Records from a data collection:
........

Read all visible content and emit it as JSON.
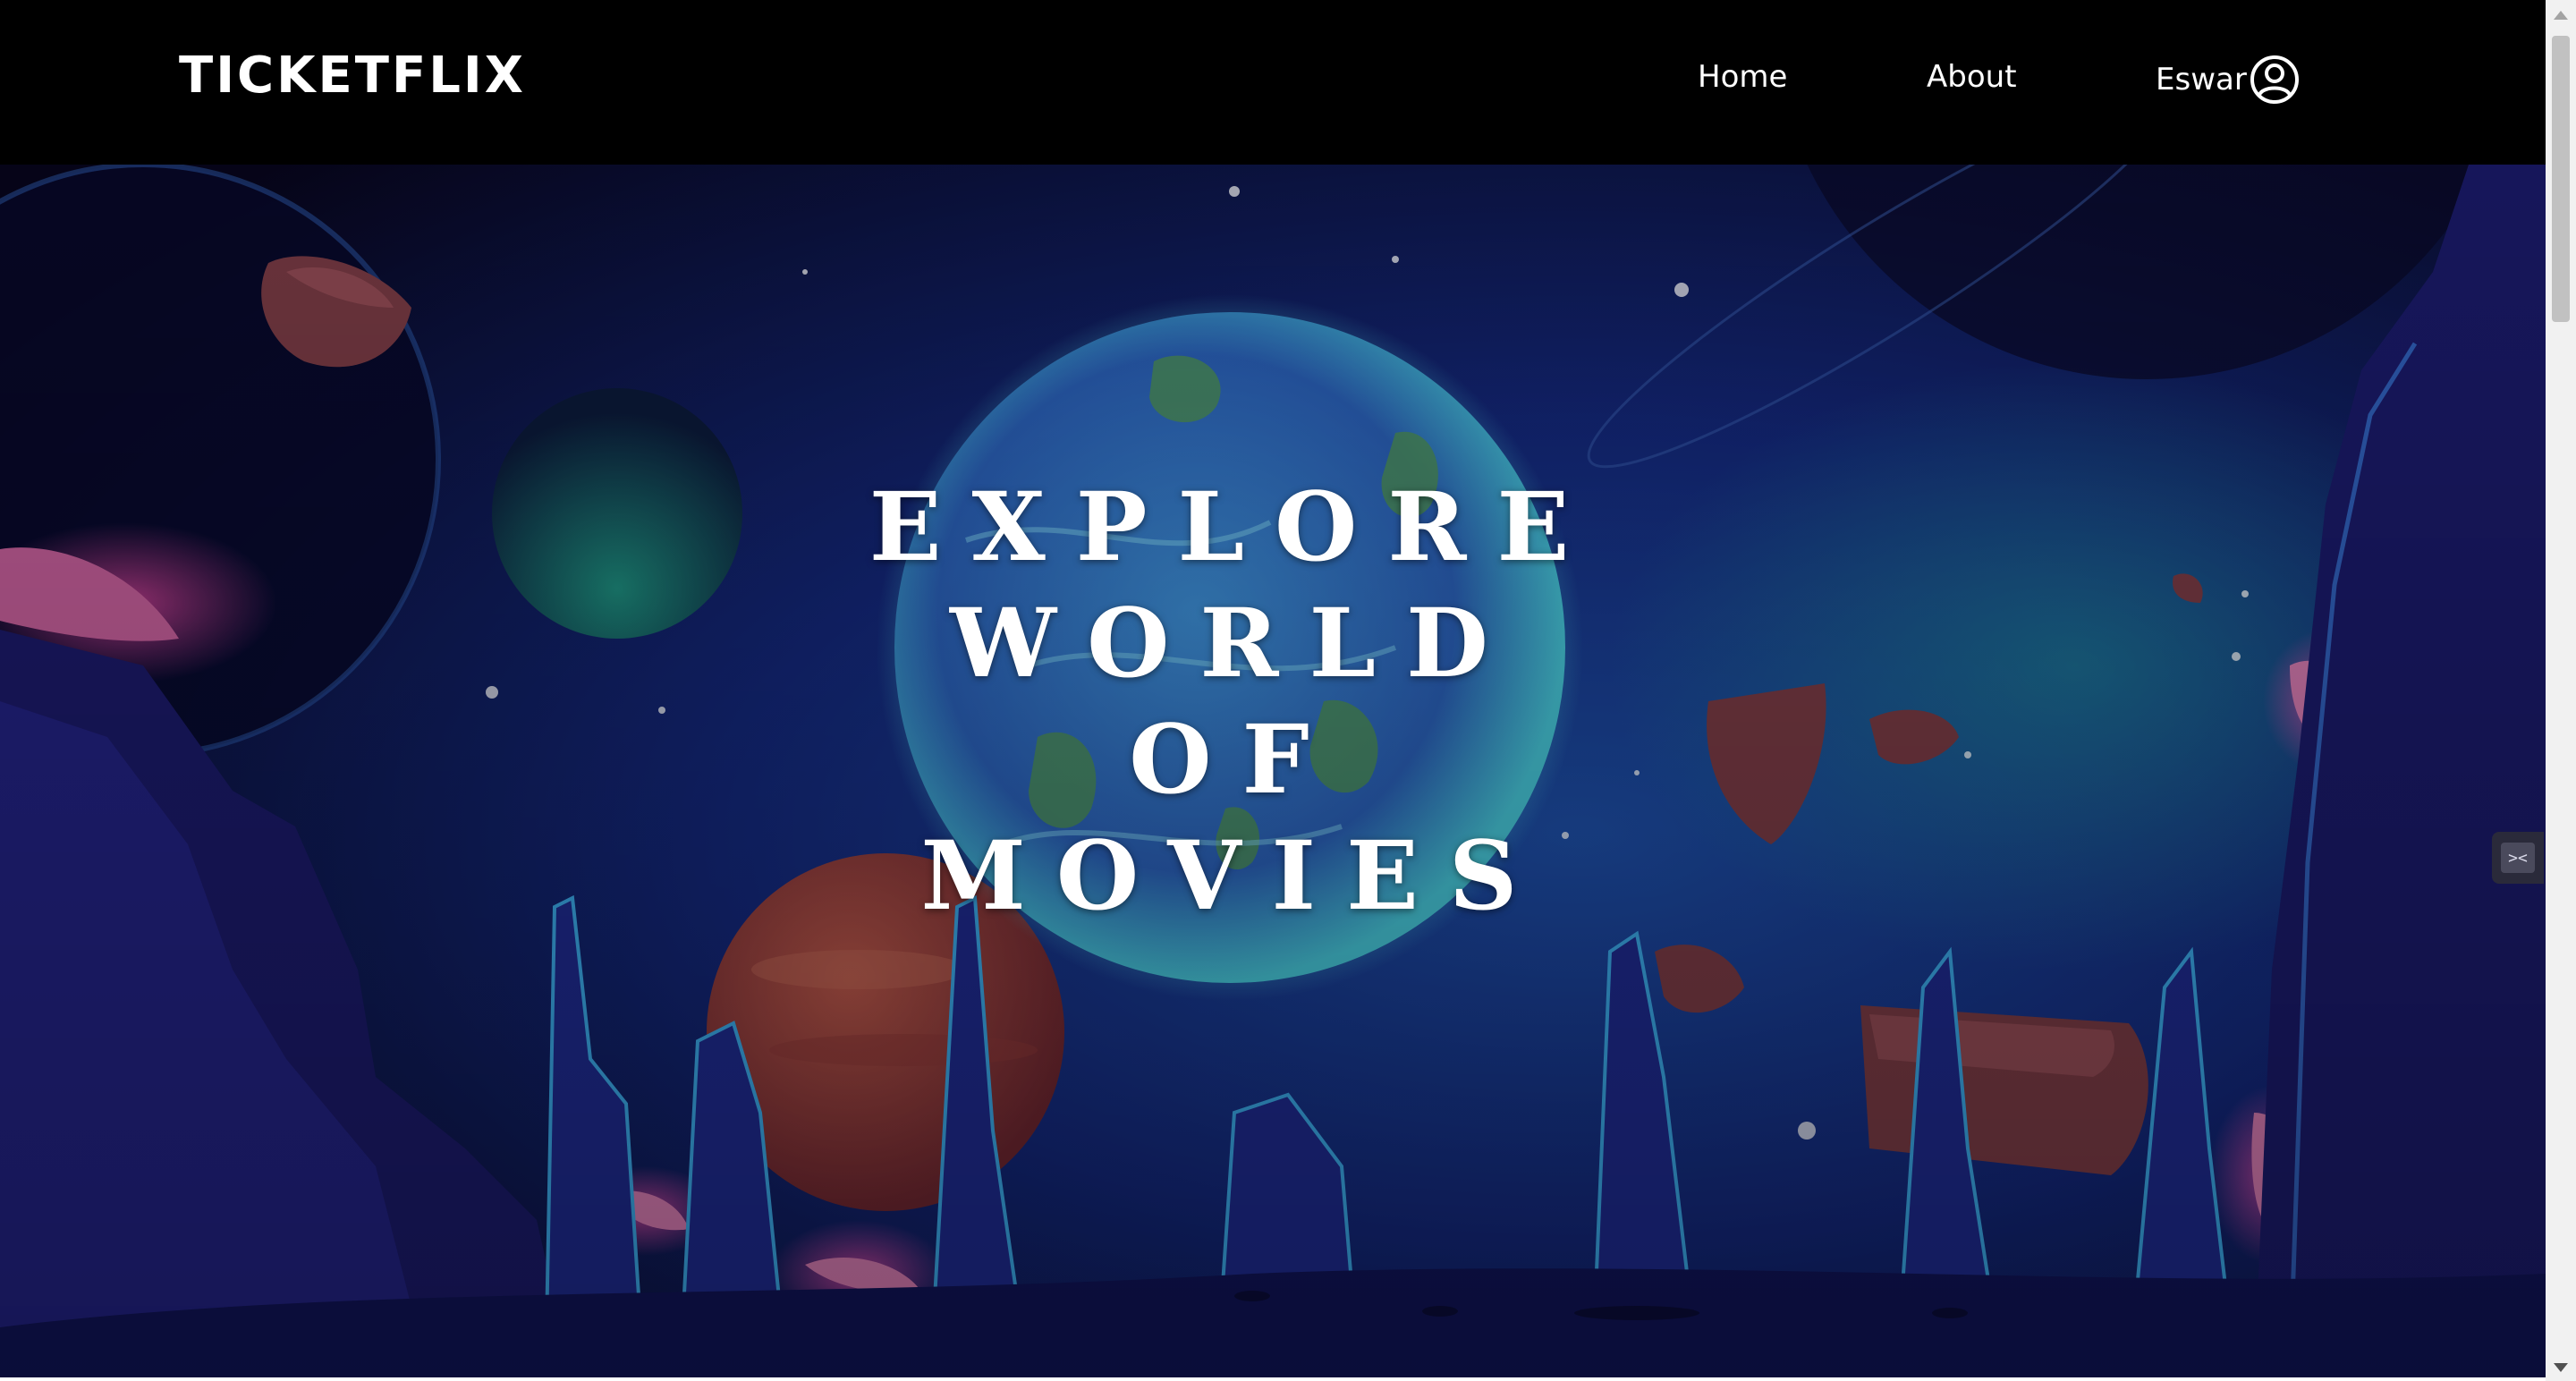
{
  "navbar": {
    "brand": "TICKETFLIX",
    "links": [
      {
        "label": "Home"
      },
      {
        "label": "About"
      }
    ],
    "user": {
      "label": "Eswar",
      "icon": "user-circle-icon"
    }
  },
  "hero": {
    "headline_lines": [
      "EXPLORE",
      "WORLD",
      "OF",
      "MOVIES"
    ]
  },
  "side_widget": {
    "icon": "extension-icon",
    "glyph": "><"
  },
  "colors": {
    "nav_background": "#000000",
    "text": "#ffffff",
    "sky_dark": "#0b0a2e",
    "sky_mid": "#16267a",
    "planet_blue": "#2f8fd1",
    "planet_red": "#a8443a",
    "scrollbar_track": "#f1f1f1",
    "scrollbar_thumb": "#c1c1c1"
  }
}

........

The exercise: Return all of the entries exactly as written, but drop any pictures they hold.

Answer for the task:
Read all visible content and emit it as JSON.
{
  "navbar": {
    "brand": "TICKETFLIX",
    "links": [
      {
        "label": "Home"
      },
      {
        "label": "About"
      }
    ],
    "user": {
      "label": "Eswar",
      "icon": "user-circle-icon"
    }
  },
  "hero": {
    "headline_lines": [
      "EXPLORE",
      "WORLD",
      "OF",
      "MOVIES"
    ]
  },
  "side_widget": {
    "icon": "extension-icon",
    "glyph": "><"
  },
  "colors": {
    "nav_background": "#000000",
    "text": "#ffffff",
    "sky_dark": "#0b0a2e",
    "sky_mid": "#16267a",
    "planet_blue": "#2f8fd1",
    "planet_red": "#a8443a",
    "scrollbar_track": "#f1f1f1",
    "scrollbar_thumb": "#c1c1c1"
  }
}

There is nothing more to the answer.